===== Provided information

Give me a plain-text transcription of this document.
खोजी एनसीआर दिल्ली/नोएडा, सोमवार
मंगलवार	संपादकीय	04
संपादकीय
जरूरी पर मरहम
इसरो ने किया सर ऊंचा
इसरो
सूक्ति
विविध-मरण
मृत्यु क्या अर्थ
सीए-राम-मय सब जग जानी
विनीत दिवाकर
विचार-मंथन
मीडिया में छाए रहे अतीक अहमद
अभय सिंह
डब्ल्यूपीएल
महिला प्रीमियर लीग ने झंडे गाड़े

==========
===== Provided information

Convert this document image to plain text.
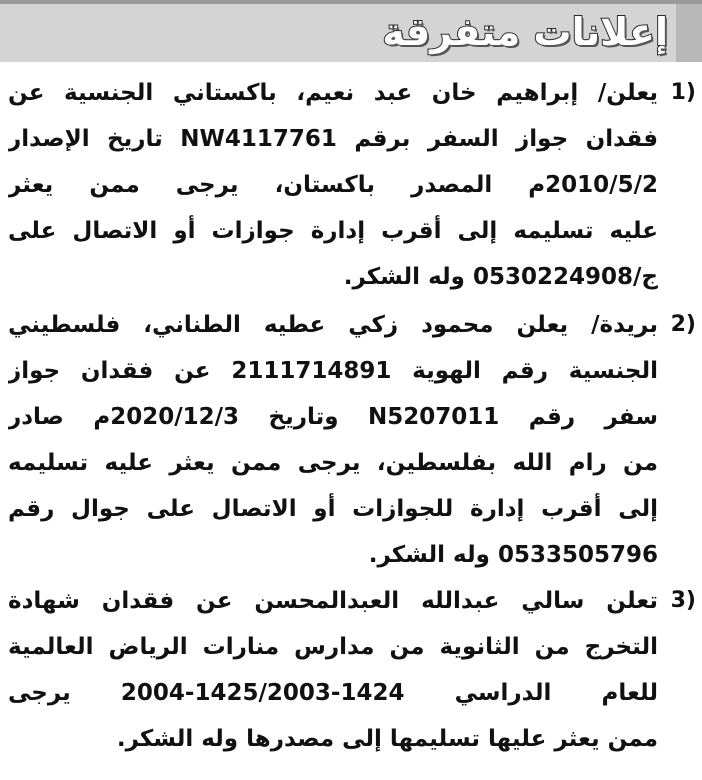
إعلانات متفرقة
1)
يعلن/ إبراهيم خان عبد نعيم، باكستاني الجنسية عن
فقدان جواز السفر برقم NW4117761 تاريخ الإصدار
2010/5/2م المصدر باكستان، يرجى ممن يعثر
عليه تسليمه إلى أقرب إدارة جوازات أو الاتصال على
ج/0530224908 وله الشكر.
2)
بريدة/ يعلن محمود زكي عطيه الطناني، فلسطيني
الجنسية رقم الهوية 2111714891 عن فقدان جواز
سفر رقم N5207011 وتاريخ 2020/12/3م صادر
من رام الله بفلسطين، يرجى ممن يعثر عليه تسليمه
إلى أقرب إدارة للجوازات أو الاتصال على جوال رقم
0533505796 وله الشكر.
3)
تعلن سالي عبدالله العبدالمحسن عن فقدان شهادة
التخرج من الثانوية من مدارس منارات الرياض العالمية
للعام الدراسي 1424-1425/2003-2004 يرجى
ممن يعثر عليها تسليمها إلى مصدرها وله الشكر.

==========

Job
Find every line that has "الجنسية" in it, then return those lines.

Complete output
يعلن/ إبراهيم خان عبد نعيم، باكستاني الجنسية عن
الجنسية رقم الهوية 2111714891 عن فقدان جواز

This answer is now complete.